-- Source records start --

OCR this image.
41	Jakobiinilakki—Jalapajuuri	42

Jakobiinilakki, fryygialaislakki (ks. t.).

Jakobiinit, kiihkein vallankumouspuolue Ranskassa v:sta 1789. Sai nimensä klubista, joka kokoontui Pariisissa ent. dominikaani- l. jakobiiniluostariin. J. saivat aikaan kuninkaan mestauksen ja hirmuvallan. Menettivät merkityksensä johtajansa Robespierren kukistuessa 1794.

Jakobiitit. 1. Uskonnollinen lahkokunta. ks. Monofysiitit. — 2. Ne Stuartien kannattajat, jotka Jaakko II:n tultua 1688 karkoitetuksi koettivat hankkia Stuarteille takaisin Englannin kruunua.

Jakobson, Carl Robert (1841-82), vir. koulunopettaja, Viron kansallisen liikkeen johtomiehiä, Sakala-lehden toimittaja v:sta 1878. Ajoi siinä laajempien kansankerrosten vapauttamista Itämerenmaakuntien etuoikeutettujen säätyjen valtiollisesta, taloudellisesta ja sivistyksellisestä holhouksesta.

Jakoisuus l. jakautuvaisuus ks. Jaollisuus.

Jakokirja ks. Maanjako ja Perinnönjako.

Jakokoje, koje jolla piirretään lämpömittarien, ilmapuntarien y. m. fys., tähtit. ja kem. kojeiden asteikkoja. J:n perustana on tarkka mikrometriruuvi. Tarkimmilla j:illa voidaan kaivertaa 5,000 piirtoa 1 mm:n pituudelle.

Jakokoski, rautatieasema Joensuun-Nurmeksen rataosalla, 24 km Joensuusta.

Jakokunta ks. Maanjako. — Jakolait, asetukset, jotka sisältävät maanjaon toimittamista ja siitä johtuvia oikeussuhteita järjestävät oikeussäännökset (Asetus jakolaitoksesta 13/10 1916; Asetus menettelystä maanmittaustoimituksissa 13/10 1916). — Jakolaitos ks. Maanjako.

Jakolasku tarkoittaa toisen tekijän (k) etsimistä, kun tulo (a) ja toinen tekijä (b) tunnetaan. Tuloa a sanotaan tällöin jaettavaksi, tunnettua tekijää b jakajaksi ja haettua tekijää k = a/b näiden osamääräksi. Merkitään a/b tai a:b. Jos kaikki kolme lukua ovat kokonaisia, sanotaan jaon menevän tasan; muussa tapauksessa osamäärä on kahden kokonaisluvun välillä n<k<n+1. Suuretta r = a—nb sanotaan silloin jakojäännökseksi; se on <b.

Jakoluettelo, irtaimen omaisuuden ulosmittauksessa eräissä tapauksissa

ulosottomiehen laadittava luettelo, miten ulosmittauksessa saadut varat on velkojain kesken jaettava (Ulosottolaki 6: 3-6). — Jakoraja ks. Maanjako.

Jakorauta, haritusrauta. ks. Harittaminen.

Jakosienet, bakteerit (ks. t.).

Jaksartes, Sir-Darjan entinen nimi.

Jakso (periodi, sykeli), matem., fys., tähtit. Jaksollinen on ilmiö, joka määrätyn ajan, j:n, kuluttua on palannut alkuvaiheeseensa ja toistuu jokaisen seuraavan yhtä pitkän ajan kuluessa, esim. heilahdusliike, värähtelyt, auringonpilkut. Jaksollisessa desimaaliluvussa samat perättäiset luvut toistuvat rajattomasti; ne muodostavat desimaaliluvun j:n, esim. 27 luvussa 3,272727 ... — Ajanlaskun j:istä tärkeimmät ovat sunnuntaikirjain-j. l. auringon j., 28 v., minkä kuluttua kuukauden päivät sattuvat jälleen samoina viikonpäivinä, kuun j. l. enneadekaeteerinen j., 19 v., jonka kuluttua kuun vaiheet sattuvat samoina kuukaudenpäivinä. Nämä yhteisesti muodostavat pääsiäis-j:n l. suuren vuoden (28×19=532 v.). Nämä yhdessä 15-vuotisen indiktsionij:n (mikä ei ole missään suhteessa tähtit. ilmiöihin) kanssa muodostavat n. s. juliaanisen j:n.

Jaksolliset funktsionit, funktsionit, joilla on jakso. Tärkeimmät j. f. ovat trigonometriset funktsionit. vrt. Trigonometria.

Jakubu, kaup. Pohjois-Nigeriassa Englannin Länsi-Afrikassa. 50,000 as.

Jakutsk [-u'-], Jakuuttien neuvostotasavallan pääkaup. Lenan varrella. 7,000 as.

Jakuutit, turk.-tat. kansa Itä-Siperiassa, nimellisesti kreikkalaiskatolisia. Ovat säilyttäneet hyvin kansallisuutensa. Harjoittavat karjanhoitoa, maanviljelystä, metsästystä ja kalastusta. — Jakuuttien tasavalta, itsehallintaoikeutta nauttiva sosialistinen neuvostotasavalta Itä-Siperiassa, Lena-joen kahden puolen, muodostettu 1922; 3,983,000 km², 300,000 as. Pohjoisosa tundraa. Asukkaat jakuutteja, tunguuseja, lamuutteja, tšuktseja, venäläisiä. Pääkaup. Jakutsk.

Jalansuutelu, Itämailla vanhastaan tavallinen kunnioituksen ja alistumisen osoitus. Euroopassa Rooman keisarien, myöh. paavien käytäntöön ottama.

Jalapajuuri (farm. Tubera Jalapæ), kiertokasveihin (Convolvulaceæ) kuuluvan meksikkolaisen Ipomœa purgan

-- Source records end --

Problem to solve:
In the records above, find each line with the word "Jakobiinilakki" and copy it.

The completed task:
41	Jakobiinilakki—Jalapajuuri	42
Jakobiinilakki, fryygialaislakki (ks. t.).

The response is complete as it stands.